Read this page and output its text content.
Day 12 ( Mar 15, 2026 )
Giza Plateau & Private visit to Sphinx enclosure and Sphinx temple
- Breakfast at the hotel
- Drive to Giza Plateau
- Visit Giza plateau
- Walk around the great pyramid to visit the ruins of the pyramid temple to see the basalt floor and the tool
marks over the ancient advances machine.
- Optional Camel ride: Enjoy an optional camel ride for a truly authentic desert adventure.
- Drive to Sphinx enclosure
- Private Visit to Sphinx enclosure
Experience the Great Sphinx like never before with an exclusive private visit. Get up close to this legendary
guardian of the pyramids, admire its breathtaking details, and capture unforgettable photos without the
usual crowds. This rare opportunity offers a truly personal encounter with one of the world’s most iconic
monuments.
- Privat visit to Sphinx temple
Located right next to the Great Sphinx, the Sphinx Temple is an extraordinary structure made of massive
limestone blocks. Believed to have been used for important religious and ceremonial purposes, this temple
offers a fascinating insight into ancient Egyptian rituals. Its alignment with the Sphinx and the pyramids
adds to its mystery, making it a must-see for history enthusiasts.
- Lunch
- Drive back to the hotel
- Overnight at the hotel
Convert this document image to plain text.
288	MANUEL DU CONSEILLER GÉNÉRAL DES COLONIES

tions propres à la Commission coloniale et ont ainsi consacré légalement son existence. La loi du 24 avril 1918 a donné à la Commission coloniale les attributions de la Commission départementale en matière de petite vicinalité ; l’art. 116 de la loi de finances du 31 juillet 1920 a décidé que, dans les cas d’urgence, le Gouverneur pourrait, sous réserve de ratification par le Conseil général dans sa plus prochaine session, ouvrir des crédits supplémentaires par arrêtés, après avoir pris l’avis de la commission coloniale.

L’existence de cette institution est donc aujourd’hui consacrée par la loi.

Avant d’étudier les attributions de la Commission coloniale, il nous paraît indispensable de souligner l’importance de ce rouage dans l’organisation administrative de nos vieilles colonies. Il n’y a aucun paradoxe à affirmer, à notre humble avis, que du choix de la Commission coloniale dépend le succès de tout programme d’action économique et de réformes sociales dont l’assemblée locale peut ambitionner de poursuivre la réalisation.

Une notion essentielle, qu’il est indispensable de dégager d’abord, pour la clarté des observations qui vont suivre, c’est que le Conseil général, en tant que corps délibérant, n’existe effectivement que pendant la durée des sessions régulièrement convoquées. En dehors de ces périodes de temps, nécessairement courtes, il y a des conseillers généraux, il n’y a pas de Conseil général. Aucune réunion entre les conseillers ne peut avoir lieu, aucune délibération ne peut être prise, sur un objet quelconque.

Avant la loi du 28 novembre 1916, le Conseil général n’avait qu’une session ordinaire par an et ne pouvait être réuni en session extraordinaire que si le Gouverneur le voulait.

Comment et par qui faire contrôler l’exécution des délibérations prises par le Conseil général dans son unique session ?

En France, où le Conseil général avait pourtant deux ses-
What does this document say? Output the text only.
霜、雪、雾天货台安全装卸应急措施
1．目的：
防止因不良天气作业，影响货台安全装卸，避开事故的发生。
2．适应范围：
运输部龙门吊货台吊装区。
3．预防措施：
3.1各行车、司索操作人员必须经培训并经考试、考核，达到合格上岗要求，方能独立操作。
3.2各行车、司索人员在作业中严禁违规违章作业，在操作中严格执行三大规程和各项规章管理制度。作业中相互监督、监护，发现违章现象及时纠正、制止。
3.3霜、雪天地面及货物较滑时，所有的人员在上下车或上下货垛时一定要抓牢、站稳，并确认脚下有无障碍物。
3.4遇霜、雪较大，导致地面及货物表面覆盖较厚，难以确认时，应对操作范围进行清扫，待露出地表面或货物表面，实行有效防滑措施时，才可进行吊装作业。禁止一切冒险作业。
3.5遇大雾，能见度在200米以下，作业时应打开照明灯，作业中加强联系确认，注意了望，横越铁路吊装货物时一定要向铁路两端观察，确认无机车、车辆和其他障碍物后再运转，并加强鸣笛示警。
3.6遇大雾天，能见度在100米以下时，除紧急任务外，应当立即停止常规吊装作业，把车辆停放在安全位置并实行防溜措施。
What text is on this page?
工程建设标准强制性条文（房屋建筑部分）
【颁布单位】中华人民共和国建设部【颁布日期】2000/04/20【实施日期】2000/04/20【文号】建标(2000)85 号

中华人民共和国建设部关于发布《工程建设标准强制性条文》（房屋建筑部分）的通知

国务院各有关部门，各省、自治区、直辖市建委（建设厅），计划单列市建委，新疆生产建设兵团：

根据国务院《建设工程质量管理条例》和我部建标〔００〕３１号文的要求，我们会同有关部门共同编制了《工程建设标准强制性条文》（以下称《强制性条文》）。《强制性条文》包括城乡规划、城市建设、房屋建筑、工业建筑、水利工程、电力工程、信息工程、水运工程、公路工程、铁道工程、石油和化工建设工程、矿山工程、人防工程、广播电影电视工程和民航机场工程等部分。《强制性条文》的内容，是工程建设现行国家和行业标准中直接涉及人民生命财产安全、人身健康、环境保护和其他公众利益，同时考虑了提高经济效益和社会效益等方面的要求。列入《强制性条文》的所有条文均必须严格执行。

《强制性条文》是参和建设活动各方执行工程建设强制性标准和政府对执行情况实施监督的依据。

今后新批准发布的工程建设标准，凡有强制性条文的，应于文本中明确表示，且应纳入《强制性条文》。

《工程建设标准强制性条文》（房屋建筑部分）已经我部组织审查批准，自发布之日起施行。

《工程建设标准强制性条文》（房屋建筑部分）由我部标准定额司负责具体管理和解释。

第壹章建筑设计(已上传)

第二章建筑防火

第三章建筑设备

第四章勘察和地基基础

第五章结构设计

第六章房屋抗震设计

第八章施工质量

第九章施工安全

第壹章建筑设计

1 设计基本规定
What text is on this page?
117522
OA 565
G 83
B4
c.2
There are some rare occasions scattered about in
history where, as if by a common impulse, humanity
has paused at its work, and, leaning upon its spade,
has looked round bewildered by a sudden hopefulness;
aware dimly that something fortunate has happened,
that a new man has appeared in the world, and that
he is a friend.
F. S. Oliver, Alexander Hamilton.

..........

TO DO ▸
Every line above should be printed again exactly as it stands.

TASK RESPONSE ▸
Read this page and output its text content.
Day 12 ( Mar 15, 2026 )
Giza Plateau & Private visit to Sphinx enclosure and Sphinx temple
- Breakfast at the hotel
- Drive to Giza Plateau
- Visit Giza plateau
- Walk around the great pyramid to visit the ruins of the pyramid temple to see the basalt floor and the tool
marks over the ancient advances machine.
- Optional Camel ride: Enjoy an optional camel ride for a truly authentic desert adventure.
- Drive to Sphinx enclosure
- Private Visit to Sphinx enclosure
Experience the Great Sphinx like never before with an exclusive private visit. Get up close to this legendary
guardian of the pyramids, admire its breathtaking details, and capture unforgettable photos without the
usual crowds. This rare opportunity offers a truly personal encounter with one of the world’s most iconic
monuments.
- Privat visit to Sphinx temple
Located right next to the Great Sphinx, the Sphinx Temple is an extraordinary structure made of massive
limestone blocks. Believed to have been used for important religious and ceremonial purposes, this temple
offers a fascinating insight into ancient Egyptian rituals. Its alignment with the Sphinx and the pyramids
adds to its mystery, making it a must-see for history enthusiasts.
- Lunch
- Drive back to the hotel
- Overnight at the hotel
Convert this document image to plain text.
288	MANUEL DU CONSEILLER GÉNÉRAL DES COLONIES

tions propres à la Commission coloniale et ont ainsi consacré légalement son existence. La loi du 24 avril 1918 a donné à la Commission coloniale les attributions de la Commission départementale en matière de petite vicinalité ; l’art. 116 de la loi de finances du 31 juillet 1920 a décidé que, dans les cas d’urgence, le Gouverneur pourrait, sous réserve de ratification par le Conseil général dans sa plus prochaine session, ouvrir des crédits supplémentaires par arrêtés, après avoir pris l’avis de la commission coloniale.

L’existence de cette institution est donc aujourd’hui consacrée par la loi.

Avant d’étudier les attributions de la Commission coloniale, il nous paraît indispensable de souligner l’importance de ce rouage dans l’organisation administrative de nos vieilles colonies. Il n’y a aucun paradoxe à affirmer, à notre humble avis, que du choix de la Commission coloniale dépend le succès de tout programme d’action économique et de réformes sociales dont l’assemblée locale peut ambitionner de poursuivre la réalisation.

Une notion essentielle, qu’il est indispensable de dégager d’abord, pour la clarté des observations qui vont suivre, c’est que le Conseil général, en tant que corps délibérant, n’existe effectivement que pendant la durée des sessions régulièrement convoquées. En dehors de ces périodes de temps, nécessairement courtes, il y a des conseillers généraux, il n’y a pas de Conseil général. Aucune réunion entre les conseillers ne peut avoir lieu, aucune délibération ne peut être prise, sur un objet quelconque.

Avant la loi du 28 novembre 1916, le Conseil général n’avait qu’une session ordinaire par an et ne pouvait être réuni en session extraordinaire que si le Gouverneur le voulait.

Comment et par qui faire contrôler l’exécution des délibérations prises par le Conseil général dans son unique session ?

En France, où le Conseil général avait pourtant deux ses-
What does this document say? Output the text only.
霜、雪、雾天货台安全装卸应急措施
1．目的：
防止因不良天气作业，影响货台安全装卸，避开事故的发生。
2．适应范围：
运输部龙门吊货台吊装区。
3．预防措施：
3.1各行车、司索操作人员必须经培训并经考试、考核，达到合格上岗要求，方能独立操作。
3.2各行车、司索人员在作业中严禁违规违章作业，在操作中严格执行三大规程和各项规章管理制度。作业中相互监督、监护，发现违章现象及时纠正、制止。
3.3霜、雪天地面及货物较滑时，所有的人员在上下车或上下货垛时一定要抓牢、站稳，并确认脚下有无障碍物。
3.4遇霜、雪较大，导致地面及货物表面覆盖较厚，难以确认时，应对操作范围进行清扫，待露出地表面或货物表面，实行有效防滑措施时，才可进行吊装作业。禁止一切冒险作业。
3.5遇大雾，能见度在200米以下，作业时应打开照明灯，作业中加强联系确认，注意了望，横越铁路吊装货物时一定要向铁路两端观察，确认无机车、车辆和其他障碍物后再运转，并加强鸣笛示警。
3.6遇大雾天，能见度在100米以下时，除紧急任务外，应当立即停止常规吊装作业，把车辆停放在安全位置并实行防溜措施。
What text is on this page?
工程建设标准强制性条文（房屋建筑部分）
【颁布单位】中华人民共和国建设部【颁布日期】2000/04/20【实施日期】2000/04/20【文号】建标(2000)85 号

中华人民共和国建设部关于发布《工程建设标准强制性条文》（房屋建筑部分）的通知

国务院各有关部门，各省、自治区、直辖市建委（建设厅），计划单列市建委，新疆生产建设兵团：

根据国务院《建设工程质量管理条例》和我部建标〔００〕３１号文的要求，我们会同有关部门共同编制了《工程建设标准强制性条文》（以下称《强制性条文》）。《强制性条文》包括城乡规划、城市建设、房屋建筑、工业建筑、水利工程、电力工程、信息工程、水运工程、公路工程、铁道工程、石油和化工建设工程、矿山工程、人防工程、广播电影电视工程和民航机场工程等部分。《强制性条文》的内容，是工程建设现行国家和行业标准中直接涉及人民生命财产安全、人身健康、环境保护和其他公众利益，同时考虑了提高经济效益和社会效益等方面的要求。列入《强制性条文》的所有条文均必须严格执行。

《强制性条文》是参和建设活动各方执行工程建设强制性标准和政府对执行情况实施监督的依据。

今后新批准发布的工程建设标准，凡有强制性条文的，应于文本中明确表示，且应纳入《强制性条文》。

《工程建设标准强制性条文》（房屋建筑部分）已经我部组织审查批准，自发布之日起施行。

《工程建设标准强制性条文》（房屋建筑部分）由我部标准定额司负责具体管理和解释。

第壹章建筑设计(已上传)

第二章建筑防火

第三章建筑设备

第四章勘察和地基基础

第五章结构设计

第六章房屋抗震设计

第八章施工质量

第九章施工安全

第壹章建筑设计

1 设计基本规定
What text is on this page?
117522
OA 565
G 83
B4
c.2
There are some rare occasions scattered about in
history where, as if by a common impulse, humanity
has paused at its work, and, leaning upon its spade,
has looked round bewildered by a sudden hopefulness;
aware dimly that something fortunate has happened,
that a new man has appeared in the world, and that
he is a friend.
F. S. Oliver, Alexander Hamilton.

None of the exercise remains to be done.